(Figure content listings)
☆ ☆ ☆ ☆ ☆ ☆ ☆
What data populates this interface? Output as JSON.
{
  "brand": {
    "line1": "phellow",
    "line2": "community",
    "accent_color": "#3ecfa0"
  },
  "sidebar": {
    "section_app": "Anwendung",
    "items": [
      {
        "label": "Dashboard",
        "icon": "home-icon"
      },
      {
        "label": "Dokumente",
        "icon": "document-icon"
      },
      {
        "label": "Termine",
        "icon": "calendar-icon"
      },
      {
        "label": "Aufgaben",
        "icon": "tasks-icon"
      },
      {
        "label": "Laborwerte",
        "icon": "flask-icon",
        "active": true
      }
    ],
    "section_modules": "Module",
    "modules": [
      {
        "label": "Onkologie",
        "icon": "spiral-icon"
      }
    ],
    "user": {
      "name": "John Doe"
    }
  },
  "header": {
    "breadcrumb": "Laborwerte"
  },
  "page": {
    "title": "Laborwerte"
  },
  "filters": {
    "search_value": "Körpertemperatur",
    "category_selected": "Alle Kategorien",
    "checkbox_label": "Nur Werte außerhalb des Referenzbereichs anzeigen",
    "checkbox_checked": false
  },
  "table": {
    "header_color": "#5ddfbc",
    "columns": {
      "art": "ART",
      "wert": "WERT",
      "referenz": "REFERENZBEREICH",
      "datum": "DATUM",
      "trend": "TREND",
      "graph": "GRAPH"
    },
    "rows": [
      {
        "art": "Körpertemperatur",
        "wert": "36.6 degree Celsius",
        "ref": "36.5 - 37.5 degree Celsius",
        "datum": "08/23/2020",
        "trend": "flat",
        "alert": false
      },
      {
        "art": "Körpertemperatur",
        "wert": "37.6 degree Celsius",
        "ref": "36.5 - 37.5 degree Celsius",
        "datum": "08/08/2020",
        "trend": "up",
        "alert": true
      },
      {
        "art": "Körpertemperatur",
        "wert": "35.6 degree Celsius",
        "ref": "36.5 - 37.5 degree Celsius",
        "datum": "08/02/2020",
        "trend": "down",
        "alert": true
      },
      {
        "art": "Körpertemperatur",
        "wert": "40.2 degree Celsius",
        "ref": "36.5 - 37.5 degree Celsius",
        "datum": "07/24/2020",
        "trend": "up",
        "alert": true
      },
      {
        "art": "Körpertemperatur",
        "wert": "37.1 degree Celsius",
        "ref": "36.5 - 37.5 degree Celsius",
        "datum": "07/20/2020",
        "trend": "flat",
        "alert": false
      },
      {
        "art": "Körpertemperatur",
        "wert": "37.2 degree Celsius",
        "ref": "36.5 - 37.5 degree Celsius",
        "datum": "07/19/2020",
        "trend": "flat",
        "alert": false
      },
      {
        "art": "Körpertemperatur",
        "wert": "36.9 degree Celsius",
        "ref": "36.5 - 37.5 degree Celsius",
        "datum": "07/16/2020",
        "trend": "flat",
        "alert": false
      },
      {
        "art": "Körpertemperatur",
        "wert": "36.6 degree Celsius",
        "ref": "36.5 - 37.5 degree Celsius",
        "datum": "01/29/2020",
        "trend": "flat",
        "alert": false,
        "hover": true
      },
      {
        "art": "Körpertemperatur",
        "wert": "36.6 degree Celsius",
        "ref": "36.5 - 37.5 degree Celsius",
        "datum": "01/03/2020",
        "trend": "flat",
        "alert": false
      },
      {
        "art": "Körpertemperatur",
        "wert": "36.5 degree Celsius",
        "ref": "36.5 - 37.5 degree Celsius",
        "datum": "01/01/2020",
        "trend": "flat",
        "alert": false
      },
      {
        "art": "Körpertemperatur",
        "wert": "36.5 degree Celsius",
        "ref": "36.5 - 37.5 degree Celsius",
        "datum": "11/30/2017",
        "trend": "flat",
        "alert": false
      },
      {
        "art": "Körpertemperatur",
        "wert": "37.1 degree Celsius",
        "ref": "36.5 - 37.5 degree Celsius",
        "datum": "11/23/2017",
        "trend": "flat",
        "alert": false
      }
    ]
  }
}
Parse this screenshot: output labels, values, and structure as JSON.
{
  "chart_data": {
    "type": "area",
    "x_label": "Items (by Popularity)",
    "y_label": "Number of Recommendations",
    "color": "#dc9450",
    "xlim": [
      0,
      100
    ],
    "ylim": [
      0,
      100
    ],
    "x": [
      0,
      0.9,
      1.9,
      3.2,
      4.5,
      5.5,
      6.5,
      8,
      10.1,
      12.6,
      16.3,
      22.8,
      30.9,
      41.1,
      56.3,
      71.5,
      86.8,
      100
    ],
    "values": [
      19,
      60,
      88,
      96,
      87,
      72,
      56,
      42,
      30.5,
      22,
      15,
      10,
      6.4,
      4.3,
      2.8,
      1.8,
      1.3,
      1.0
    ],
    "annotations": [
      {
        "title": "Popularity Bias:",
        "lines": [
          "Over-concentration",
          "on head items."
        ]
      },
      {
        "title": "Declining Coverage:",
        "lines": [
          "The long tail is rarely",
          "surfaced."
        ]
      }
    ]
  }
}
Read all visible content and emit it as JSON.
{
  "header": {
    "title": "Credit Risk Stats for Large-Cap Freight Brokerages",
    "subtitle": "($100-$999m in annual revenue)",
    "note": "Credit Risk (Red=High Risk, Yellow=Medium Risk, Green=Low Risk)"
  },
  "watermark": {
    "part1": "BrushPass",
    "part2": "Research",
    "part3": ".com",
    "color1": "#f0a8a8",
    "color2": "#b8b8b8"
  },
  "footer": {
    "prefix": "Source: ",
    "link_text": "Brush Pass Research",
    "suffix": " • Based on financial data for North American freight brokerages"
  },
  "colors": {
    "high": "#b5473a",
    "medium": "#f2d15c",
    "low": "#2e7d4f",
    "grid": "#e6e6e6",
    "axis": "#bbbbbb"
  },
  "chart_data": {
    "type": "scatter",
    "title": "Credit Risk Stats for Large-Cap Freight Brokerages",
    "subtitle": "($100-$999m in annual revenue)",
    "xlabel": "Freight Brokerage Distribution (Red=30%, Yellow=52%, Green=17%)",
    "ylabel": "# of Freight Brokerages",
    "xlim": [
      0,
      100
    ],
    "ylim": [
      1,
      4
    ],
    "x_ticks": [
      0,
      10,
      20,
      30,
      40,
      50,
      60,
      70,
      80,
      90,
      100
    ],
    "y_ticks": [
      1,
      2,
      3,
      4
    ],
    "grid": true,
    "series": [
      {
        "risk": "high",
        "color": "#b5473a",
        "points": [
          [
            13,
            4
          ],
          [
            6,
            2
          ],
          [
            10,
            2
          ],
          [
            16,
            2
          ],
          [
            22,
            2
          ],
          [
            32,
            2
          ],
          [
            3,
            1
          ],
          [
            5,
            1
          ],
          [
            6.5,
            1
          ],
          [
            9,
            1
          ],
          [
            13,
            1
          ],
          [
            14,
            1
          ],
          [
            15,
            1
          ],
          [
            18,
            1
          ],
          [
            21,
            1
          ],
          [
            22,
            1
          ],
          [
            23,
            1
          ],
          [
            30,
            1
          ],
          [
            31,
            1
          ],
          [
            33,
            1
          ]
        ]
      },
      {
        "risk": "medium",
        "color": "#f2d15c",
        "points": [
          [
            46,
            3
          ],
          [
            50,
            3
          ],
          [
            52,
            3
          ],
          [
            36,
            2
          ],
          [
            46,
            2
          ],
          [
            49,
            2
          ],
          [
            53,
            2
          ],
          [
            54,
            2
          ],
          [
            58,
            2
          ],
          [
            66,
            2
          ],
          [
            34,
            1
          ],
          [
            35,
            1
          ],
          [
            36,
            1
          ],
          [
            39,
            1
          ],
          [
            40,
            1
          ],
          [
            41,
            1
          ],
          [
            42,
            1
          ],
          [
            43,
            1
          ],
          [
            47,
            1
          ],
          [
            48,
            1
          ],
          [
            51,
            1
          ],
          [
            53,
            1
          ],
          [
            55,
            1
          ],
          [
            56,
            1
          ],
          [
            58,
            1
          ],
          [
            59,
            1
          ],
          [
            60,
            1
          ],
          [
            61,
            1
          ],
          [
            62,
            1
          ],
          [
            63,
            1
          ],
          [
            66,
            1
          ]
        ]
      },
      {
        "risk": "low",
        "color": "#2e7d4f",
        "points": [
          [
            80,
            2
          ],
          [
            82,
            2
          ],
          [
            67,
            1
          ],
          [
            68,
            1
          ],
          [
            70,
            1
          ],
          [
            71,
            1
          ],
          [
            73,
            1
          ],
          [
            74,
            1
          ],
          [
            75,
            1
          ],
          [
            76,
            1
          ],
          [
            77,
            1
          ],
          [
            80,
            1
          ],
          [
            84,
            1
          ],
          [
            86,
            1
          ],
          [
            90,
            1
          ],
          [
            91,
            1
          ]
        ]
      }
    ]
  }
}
☆ ☆ ☆ ☆ ☆ ☆ ☆
Written request: Your task is to list each line of the records with the word "this".

Solution to the exercise:
What data populates this interface? Output as JSON.
Parse this screenshot: output labels, values, and structure as JSON.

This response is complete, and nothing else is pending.